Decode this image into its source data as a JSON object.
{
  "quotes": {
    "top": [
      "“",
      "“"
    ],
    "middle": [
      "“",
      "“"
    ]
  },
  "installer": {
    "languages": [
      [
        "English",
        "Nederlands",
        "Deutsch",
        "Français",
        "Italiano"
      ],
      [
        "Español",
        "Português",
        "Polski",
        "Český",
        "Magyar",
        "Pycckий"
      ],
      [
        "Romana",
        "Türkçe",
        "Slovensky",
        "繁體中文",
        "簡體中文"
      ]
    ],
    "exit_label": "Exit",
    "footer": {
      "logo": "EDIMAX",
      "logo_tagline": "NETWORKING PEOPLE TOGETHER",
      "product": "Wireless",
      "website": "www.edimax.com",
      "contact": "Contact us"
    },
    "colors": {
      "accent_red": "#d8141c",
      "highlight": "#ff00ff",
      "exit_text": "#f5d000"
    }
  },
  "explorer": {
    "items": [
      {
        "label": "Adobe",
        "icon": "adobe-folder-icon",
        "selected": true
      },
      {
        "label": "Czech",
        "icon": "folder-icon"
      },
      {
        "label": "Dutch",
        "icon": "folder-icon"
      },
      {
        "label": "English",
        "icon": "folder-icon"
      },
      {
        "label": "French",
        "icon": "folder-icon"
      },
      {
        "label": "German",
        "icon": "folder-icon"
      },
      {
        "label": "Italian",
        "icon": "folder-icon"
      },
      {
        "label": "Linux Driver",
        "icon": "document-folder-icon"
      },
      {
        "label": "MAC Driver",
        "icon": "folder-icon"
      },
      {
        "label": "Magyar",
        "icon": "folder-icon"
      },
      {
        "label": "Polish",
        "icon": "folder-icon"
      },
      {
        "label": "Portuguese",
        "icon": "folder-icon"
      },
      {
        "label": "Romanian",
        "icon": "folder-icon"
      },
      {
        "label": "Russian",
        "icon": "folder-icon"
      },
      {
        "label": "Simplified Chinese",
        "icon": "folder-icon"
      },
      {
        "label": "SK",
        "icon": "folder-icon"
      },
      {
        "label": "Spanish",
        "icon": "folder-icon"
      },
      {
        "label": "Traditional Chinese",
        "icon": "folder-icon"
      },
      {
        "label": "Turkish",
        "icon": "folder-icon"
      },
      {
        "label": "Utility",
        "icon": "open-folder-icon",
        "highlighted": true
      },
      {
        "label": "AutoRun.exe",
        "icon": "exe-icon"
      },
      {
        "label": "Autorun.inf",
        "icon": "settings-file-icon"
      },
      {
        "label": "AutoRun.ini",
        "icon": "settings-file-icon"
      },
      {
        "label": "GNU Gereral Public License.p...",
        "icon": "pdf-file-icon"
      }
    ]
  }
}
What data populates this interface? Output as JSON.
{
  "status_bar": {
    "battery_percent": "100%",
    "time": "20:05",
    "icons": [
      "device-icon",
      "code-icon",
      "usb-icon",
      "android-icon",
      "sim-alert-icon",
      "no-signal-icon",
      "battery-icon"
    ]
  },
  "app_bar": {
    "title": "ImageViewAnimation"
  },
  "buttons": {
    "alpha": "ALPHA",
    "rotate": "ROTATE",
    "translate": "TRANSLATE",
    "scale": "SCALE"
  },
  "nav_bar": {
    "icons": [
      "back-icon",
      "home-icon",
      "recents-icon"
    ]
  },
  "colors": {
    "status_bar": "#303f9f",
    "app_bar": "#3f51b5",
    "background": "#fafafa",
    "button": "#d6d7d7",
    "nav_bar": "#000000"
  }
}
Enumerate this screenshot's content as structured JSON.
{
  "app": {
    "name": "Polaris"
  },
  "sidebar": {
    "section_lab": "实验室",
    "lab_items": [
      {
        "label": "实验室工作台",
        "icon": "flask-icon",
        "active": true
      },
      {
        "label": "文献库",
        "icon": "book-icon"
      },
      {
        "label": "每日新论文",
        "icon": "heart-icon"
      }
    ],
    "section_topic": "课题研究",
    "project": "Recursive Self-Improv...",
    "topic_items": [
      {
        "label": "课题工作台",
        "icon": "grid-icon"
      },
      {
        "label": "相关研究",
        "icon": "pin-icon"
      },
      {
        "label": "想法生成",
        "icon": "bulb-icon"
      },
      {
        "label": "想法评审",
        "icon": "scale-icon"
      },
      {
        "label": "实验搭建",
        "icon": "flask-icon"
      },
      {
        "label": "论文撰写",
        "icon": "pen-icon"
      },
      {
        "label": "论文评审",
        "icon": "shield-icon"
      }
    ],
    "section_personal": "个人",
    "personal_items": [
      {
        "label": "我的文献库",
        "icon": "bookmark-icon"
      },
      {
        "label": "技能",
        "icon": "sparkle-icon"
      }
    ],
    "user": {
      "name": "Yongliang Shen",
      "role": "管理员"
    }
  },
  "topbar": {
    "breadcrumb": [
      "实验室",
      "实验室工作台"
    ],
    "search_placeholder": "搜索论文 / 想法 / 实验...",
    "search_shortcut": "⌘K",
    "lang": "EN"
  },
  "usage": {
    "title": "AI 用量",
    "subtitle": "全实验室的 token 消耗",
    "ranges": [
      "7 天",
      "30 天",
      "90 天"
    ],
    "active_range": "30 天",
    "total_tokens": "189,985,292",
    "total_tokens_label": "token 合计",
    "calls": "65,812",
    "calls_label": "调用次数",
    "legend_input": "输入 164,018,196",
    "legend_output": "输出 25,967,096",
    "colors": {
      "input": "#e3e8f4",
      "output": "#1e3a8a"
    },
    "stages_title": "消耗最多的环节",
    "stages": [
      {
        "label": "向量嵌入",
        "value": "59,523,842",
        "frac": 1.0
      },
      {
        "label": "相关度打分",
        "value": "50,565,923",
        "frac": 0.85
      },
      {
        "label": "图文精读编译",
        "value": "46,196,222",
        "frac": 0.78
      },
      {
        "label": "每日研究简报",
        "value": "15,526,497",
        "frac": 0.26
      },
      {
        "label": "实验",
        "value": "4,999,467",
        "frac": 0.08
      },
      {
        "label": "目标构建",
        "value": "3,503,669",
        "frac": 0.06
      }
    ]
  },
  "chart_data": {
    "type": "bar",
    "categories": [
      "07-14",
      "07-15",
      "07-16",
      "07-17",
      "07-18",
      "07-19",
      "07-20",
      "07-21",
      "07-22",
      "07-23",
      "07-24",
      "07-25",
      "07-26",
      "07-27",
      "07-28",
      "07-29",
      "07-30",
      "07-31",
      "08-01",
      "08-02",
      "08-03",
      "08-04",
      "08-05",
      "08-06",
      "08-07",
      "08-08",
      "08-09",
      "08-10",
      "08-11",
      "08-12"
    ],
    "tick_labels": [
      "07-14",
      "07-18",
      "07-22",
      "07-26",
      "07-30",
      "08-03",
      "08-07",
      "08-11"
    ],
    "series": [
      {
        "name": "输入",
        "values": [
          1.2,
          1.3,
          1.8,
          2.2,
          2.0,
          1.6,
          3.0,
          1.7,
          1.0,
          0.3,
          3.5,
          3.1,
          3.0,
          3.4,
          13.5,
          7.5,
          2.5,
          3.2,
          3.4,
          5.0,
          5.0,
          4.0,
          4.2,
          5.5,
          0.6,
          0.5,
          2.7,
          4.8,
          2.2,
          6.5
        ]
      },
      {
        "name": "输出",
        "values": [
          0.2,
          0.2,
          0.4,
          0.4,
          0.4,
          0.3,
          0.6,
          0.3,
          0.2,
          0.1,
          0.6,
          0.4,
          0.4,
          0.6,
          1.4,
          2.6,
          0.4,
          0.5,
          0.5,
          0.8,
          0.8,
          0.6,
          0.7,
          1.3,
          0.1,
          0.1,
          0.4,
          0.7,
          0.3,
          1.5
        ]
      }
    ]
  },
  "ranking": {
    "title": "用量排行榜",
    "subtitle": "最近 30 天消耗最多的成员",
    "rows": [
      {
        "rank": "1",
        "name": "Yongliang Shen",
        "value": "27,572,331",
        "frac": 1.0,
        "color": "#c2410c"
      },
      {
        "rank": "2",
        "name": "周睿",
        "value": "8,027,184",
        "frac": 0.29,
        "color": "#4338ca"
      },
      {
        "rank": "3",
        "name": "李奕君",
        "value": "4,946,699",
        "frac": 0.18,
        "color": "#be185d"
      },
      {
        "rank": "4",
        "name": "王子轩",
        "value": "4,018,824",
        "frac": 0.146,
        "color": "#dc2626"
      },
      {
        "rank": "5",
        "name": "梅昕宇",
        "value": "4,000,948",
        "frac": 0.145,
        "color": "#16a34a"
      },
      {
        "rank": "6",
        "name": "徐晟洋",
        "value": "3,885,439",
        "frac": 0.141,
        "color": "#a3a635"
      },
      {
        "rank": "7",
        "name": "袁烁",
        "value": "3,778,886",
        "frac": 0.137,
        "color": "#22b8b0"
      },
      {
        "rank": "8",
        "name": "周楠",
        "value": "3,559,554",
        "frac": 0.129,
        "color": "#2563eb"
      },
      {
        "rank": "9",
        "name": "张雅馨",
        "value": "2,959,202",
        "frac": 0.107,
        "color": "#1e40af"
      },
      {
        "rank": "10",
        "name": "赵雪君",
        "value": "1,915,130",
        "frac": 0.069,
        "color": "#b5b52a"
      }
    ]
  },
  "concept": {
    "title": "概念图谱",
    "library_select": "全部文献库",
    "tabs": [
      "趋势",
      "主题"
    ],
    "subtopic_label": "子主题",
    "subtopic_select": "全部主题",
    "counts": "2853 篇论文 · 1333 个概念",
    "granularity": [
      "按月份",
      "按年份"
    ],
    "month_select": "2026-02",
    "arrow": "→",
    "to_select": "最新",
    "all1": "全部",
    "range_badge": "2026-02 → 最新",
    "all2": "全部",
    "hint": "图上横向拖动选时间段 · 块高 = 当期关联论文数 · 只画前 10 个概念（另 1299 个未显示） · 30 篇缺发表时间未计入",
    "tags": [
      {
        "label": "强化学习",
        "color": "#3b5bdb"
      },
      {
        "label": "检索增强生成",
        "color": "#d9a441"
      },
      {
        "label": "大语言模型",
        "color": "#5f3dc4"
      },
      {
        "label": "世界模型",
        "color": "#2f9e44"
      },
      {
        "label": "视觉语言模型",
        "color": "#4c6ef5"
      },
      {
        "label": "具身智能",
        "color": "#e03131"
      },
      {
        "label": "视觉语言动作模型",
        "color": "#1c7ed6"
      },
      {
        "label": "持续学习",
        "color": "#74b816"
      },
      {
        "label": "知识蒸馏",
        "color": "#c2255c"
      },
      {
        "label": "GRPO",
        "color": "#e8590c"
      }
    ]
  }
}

________________________________________

● PROBLEM STATEMENT
List the lines of the entries that include "this".

● COMPLETE OUTPUT
Decode this image into its source data as a JSON object.
What data populates this interface? Output as JSON.
Enumerate this screenshot's content as structured JSON.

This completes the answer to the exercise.